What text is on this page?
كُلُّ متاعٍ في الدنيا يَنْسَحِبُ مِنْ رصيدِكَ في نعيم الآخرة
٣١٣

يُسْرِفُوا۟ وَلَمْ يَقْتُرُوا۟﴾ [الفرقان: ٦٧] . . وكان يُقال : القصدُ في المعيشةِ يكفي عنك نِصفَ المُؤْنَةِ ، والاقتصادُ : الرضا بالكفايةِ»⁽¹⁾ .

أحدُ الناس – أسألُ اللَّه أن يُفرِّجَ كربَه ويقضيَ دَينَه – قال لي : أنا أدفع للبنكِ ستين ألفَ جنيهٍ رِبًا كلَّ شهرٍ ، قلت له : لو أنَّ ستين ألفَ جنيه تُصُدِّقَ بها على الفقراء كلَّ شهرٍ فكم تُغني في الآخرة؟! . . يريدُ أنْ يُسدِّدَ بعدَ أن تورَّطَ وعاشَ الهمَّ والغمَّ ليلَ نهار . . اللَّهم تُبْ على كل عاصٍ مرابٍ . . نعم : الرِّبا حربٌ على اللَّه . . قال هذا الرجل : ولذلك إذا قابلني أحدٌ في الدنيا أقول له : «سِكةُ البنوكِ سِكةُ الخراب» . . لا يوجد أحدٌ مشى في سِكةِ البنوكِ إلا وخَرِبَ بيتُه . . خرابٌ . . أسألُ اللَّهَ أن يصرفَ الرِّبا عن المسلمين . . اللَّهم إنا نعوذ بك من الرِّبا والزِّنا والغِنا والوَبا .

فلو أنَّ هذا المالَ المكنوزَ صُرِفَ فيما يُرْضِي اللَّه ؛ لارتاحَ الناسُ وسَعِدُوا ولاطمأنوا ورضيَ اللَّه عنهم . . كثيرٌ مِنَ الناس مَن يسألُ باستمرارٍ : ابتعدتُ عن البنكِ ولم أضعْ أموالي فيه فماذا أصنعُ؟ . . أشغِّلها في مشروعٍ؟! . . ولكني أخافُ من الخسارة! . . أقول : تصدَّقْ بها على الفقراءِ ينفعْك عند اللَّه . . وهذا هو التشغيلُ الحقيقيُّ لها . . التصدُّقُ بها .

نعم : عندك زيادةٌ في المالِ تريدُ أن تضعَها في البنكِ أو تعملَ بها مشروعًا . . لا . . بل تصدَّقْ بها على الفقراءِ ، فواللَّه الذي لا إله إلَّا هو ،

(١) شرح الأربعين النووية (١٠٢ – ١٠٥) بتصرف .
+++++
**Exercise description**. Compute how many lines include the string "الآخرة", then give that number by itself.

**Answer for this exercise**. 2